> OBJECTIVE
Take every line from the listing below that includes "modern" and copy it.

> DATA ENTRIES
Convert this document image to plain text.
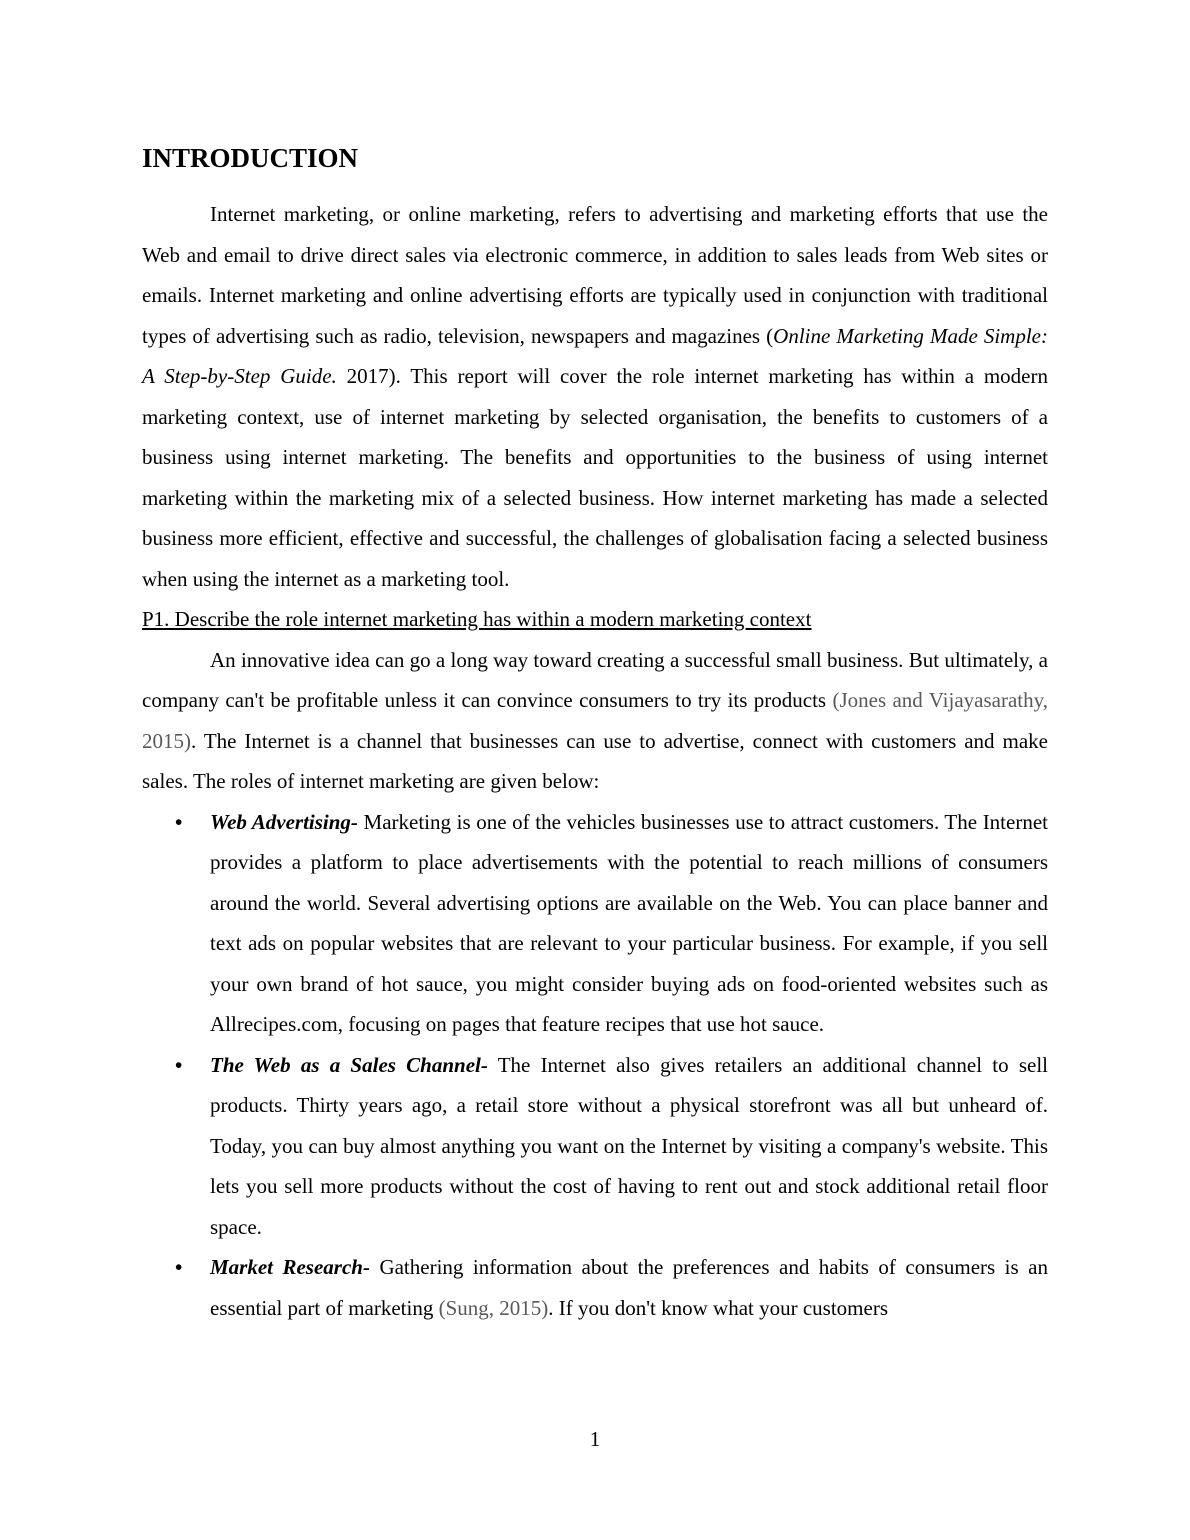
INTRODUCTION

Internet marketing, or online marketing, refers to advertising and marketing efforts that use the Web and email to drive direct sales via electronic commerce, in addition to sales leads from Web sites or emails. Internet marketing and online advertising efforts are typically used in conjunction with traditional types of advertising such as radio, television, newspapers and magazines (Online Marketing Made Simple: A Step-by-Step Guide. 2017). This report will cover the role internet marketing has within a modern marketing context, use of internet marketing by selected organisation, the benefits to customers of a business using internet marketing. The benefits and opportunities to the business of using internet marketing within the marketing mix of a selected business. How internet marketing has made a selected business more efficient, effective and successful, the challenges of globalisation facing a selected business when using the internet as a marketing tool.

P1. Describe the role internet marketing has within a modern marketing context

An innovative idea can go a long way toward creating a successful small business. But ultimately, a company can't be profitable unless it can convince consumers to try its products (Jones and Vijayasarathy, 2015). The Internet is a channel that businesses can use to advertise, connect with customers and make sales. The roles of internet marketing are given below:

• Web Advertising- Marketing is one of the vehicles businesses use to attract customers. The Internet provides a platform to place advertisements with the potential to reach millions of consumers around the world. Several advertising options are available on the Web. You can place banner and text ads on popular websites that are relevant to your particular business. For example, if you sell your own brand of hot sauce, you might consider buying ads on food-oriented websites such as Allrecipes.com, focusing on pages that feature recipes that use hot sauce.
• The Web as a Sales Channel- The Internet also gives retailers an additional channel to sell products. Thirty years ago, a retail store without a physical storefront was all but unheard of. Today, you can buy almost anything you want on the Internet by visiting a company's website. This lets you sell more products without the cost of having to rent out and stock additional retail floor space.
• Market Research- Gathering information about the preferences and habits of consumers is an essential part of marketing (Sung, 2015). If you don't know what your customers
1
==
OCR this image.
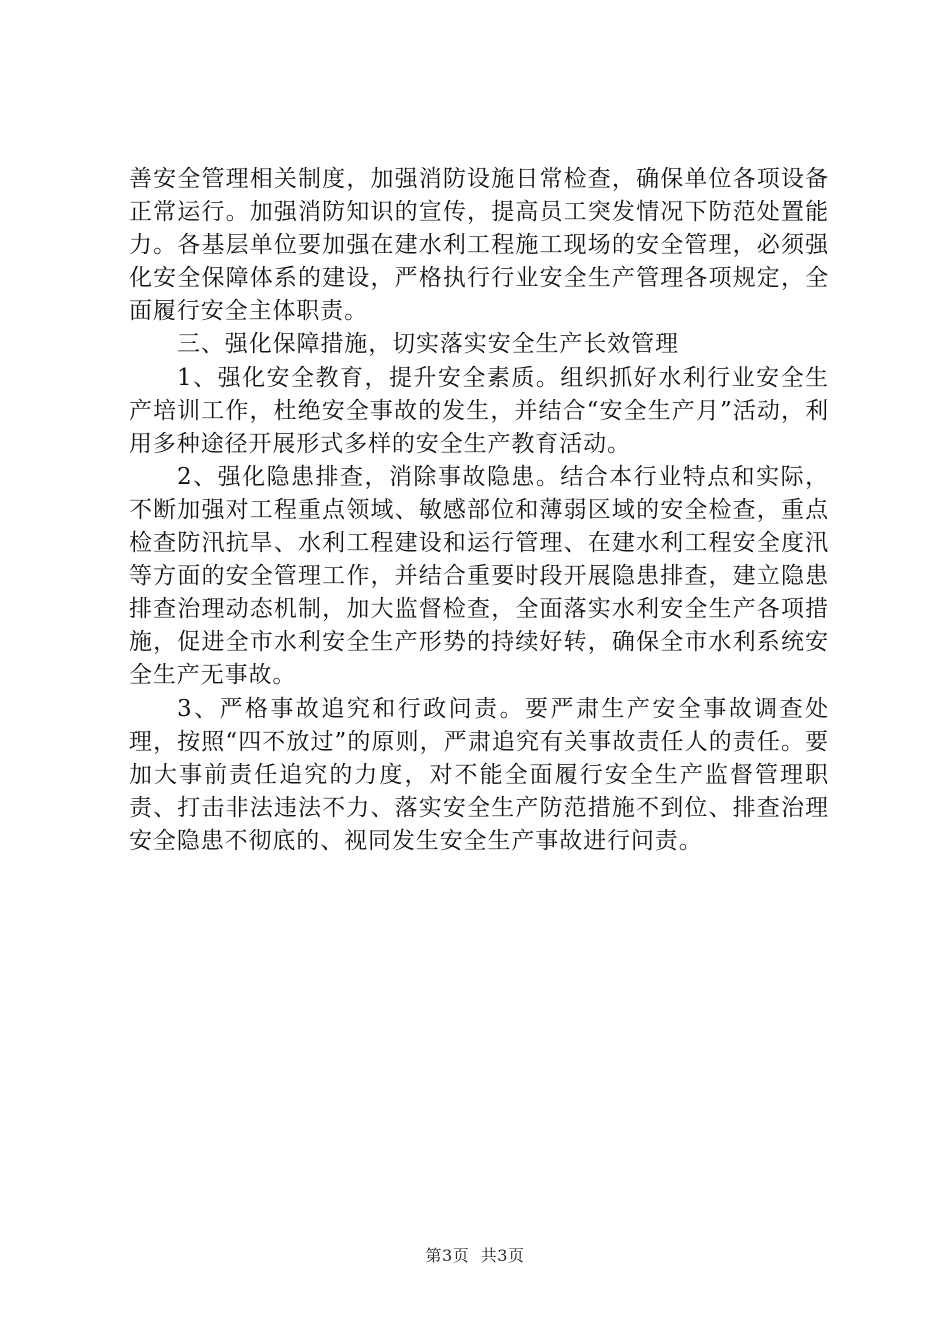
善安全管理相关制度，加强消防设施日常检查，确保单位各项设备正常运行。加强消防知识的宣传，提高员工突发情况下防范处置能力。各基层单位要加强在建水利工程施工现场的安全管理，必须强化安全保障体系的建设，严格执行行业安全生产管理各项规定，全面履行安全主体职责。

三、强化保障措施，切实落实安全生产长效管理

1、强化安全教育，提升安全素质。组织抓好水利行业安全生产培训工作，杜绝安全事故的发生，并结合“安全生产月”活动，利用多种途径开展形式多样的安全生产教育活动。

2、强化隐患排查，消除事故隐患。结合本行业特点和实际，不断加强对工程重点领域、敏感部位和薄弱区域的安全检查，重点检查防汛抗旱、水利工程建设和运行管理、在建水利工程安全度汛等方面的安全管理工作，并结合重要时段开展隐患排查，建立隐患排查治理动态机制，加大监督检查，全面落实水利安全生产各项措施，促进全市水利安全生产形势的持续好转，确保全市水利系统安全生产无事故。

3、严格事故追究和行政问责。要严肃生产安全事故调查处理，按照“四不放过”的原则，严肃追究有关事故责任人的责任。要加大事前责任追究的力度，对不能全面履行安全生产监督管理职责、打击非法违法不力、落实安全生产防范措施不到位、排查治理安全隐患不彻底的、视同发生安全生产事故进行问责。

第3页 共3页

> EXPECTED ANSWER
Internet marketing, or online marketing, refers to advertising and marketing efforts that use the Web and email to drive direct sales via electronic commerce, in addition to sales leads from Web sites or emails. Internet marketing and online advertising efforts are typically used in conjunction with traditional types of advertising such as radio, television, newspapers and magazines (Online Marketing Made Simple: A Step-by-Step Guide. 2017). This report will cover the role internet marketing has within a modern marketing context, use of internet marketing by selected organisation, the benefits to customers of a business using internet marketing. The benefits and opportunities to the business of using internet marketing within the marketing mix of a selected business. How internet marketing has made a selected business more efficient, effective and successful, the challenges of globalisation facing a selected business when using the internet as a marketing tool.
P1. Describe the role internet marketing has within a modern marketing context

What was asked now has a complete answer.